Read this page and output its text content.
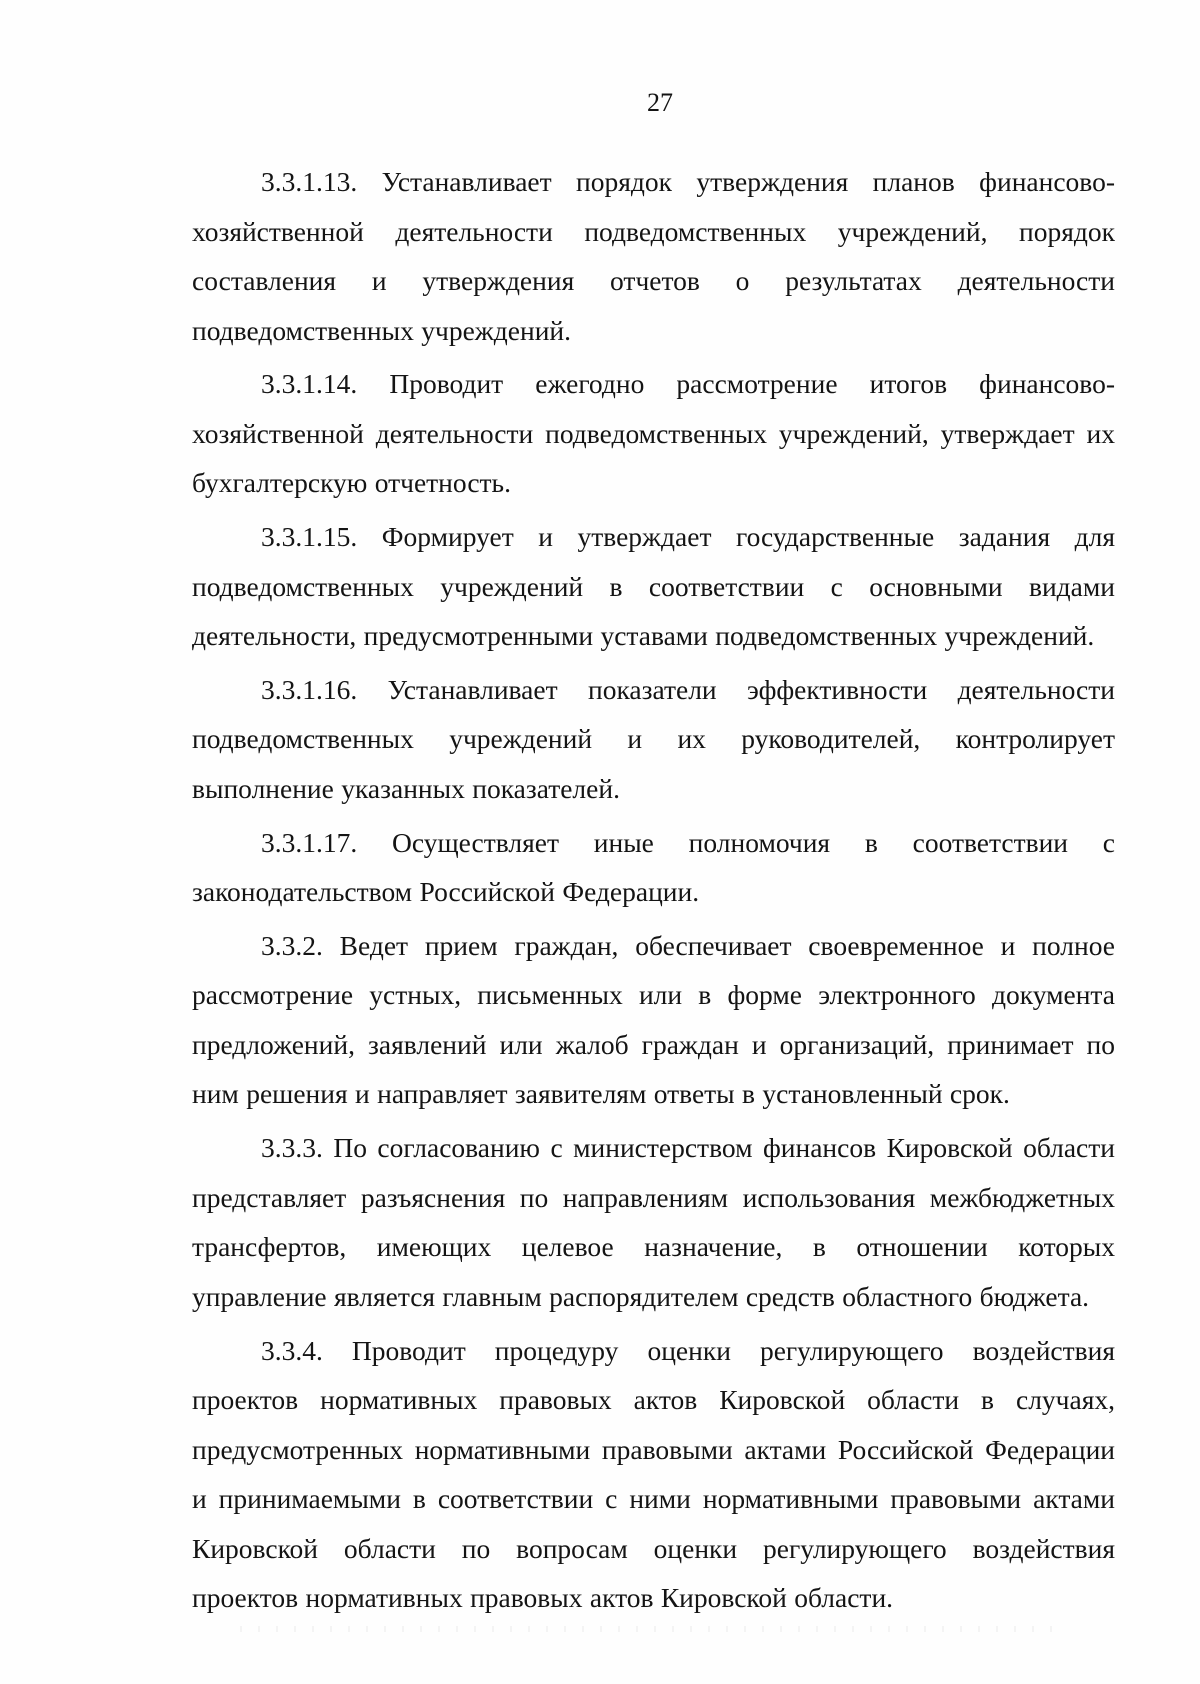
27

3.3.1.13. Устанавливает порядок утверждения планов финансово-хозяйственной деятельности подведомственных учреждений, порядок составления и утверждения отчетов о результатах деятельности подведомственных учреждений.

3.3.1.14. Проводит ежегодно рассмотрение итогов финансово-хозяйственной деятельности подведомственных учреждений, утверждает их бухгалтерскую отчетность.

3.3.1.15. Формирует и утверждает государственные задания для подведомственных учреждений в соответствии с основными видами деятельности, предусмотренными уставами подведомственных учреждений.

3.3.1.16. Устанавливает показатели эффективности деятельности подведомственных учреждений и их руководителей, контролирует выполнение указанных показателей.

3.3.1.17. Осуществляет иные полномочия в соответствии с законодательством Российской Федерации.

3.3.2. Ведет прием граждан, обеспечивает своевременное и полное рассмотрение устных, письменных или в форме электронного документа предложений, заявлений или жалоб граждан и организаций, принимает по ним решения и направляет заявителям ответы в установленный срок.

3.3.3. По согласованию с министерством финансов Кировской области представляет разъяснения по направлениям использования межбюджетных трансфертов, имеющих целевое назначение, в отношении которых управление является главным распорядителем средств областного бюджета.

3.3.4. Проводит процедуру оценки регулирующего воздействия проектов нормативных правовых актов Кировской области в случаях, предусмотренных нормативными правовыми актами Российской Федерации и принимаемыми в соответствии с ними нормативными правовыми актами Кировской области по вопросам оценки регулирующего воздействия проектов нормативных правовых актов Кировской области.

—————

WORK TO COMPLETE: Repeat the material exactly as it reads, without any of its pictures.

ANSWER BELOW:
Read this page and output its text content.
27

3.3.1.13. Устанавливает порядок утверждения планов финансово-хозяйственной деятельности подведомственных учреждений, порядок составления и утверждения отчетов о результатах деятельности подведомственных учреждений.

3.3.1.14. Проводит ежегодно рассмотрение итогов финансово-хозяйственной деятельности подведомственных учреждений, утверждает их бухгалтерскую отчетность.

3.3.1.15. Формирует и утверждает государственные задания для подведомственных учреждений в соответствии с основными видами деятельности, предусмотренными уставами подведомственных учреждений.

3.3.1.16. Устанавливает показатели эффективности деятельности подведомственных учреждений и их руководителей, контролирует выполнение указанных показателей.

3.3.1.17. Осуществляет иные полномочия в соответствии с законодательством Российской Федерации.

3.3.2. Ведет прием граждан, обеспечивает своевременное и полное рассмотрение устных, письменных или в форме электронного документа предложений, заявлений или жалоб граждан и организаций, принимает по ним решения и направляет заявителям ответы в установленный срок.

3.3.3. По согласованию с министерством финансов Кировской области представляет разъяснения по направлениям использования межбюджетных трансфертов, имеющих целевое назначение, в отношении которых управление является главным распорядителем средств областного бюджета.

3.3.4. Проводит процедуру оценки регулирующего воздействия проектов нормативных правовых актов Кировской области в случаях, предусмотренных нормативными правовыми актами Российской Федерации и принимаемыми в соответствии с ними нормативными правовыми актами Кировской области по вопросам оценки регулирующего воздействия проектов нормативных правовых актов Кировской области.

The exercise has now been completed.